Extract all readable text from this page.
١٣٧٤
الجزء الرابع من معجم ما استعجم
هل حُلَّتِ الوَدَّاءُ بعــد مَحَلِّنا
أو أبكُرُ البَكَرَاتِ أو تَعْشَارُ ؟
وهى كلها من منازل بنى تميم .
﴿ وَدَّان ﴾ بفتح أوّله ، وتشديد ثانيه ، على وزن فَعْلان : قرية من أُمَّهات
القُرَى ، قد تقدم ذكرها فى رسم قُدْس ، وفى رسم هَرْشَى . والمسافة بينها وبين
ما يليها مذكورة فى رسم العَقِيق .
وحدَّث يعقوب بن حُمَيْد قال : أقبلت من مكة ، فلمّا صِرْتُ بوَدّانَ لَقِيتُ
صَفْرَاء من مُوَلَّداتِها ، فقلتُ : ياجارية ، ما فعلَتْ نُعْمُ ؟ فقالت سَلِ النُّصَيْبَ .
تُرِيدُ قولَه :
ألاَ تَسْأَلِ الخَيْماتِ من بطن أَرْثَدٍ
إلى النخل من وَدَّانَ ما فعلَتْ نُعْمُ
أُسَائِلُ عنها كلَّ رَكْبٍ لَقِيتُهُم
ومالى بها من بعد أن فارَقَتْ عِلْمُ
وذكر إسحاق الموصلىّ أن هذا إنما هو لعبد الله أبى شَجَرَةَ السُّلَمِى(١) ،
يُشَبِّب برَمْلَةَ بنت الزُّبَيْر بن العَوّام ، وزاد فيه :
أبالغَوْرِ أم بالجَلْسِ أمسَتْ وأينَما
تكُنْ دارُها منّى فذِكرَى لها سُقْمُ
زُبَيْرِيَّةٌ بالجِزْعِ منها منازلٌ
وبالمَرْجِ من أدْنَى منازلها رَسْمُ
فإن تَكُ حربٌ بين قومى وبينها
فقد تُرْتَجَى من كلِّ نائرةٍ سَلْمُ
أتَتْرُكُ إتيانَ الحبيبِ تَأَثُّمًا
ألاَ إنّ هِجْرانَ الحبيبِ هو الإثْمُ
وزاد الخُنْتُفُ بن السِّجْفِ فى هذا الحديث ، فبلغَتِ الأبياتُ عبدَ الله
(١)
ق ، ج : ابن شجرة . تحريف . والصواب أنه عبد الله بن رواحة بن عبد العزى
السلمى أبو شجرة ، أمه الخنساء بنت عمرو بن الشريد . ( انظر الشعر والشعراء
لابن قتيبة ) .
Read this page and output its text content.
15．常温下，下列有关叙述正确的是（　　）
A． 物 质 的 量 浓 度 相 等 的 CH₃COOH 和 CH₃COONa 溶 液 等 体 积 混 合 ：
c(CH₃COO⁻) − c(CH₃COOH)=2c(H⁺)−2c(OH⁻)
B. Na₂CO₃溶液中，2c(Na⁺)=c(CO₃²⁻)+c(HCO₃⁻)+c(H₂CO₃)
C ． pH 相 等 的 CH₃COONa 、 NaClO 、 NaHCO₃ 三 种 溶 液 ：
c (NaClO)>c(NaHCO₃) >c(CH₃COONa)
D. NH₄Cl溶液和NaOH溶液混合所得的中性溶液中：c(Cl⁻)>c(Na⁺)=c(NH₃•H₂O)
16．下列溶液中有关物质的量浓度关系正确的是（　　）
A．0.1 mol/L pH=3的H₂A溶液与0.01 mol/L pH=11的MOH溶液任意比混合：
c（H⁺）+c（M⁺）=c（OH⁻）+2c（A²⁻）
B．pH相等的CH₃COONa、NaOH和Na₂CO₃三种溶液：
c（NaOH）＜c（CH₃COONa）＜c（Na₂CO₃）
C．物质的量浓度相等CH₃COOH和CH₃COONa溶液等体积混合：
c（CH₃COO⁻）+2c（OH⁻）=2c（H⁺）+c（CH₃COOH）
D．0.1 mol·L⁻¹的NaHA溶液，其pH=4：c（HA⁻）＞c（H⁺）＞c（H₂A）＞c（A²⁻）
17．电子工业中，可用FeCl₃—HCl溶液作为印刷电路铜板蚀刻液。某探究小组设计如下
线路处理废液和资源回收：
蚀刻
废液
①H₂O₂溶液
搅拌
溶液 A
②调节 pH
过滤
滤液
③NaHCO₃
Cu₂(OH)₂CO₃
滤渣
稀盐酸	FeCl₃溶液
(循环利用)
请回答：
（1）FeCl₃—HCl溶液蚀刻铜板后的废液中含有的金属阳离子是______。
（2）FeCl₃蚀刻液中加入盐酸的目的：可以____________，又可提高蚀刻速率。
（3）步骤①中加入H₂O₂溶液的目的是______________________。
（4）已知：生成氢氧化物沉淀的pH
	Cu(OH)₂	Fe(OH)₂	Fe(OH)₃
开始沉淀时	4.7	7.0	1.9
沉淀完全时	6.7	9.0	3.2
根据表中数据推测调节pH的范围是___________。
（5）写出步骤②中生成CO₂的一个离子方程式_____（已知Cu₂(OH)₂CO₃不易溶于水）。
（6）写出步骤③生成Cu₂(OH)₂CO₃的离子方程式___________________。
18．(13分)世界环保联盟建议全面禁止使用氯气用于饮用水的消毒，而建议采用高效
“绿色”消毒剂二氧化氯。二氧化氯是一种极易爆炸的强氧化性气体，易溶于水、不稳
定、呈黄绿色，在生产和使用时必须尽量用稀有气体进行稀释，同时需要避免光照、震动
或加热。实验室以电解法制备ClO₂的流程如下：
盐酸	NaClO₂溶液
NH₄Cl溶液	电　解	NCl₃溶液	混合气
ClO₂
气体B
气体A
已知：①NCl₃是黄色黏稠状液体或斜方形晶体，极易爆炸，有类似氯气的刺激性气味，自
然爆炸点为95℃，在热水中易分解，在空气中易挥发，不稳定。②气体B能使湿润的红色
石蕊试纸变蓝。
========================================================================
-- What is needed --
What is the number of lines in the data that hold the string "text"? Answer with the number only.

-- Answer below --
2